*TASK OBJECTIVE:* Using the records provided below, locate and copy each line that contains the word "aguanieve".

Excerpt from a dataset
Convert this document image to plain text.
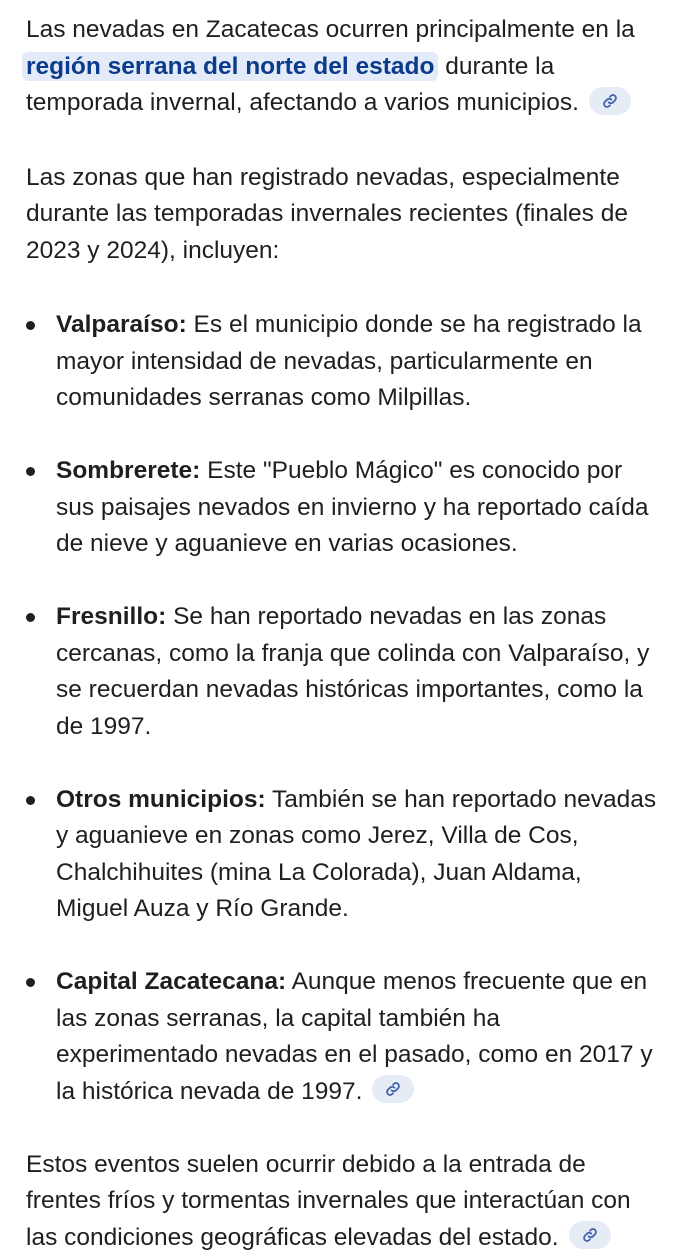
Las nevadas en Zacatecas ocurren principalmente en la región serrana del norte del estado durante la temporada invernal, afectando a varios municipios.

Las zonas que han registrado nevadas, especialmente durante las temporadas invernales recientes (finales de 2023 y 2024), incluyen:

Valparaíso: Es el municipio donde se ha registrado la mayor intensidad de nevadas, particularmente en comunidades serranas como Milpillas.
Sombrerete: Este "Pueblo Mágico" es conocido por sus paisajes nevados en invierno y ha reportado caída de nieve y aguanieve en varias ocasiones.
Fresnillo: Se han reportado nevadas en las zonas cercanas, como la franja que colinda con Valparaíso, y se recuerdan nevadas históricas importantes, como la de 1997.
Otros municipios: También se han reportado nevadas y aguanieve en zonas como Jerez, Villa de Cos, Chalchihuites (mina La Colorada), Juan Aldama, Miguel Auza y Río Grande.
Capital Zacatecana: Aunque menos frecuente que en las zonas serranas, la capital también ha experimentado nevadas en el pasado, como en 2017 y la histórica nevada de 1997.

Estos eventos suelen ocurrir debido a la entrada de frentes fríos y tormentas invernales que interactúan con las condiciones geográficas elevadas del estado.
==
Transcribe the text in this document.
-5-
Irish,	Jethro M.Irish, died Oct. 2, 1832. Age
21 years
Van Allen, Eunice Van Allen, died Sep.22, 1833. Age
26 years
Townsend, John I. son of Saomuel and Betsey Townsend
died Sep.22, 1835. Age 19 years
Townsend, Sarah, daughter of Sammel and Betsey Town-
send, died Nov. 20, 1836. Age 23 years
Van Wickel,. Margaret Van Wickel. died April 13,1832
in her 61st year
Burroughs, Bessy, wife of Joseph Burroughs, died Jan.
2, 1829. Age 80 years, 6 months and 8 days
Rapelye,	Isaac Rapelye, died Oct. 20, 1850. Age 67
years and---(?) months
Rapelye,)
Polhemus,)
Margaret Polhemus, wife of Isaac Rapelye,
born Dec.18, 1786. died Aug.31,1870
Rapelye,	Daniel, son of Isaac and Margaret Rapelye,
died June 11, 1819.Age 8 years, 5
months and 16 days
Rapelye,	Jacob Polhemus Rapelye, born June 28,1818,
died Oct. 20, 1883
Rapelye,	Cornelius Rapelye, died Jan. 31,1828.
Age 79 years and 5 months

*ANSWER IN FULL:*
Sombrerete: Este "Pueblo Mágico" es conocido por sus paisajes nevados en invierno y ha reportado caída de nieve y aguanieve en varias ocasiones.
Otros municipios: También se han reportado nevadas y aguanieve en zonas como Jerez, Villa de Cos, Chalchihuites (mina La Colorada), Juan Aldama, Miguel Auza y Río Grande.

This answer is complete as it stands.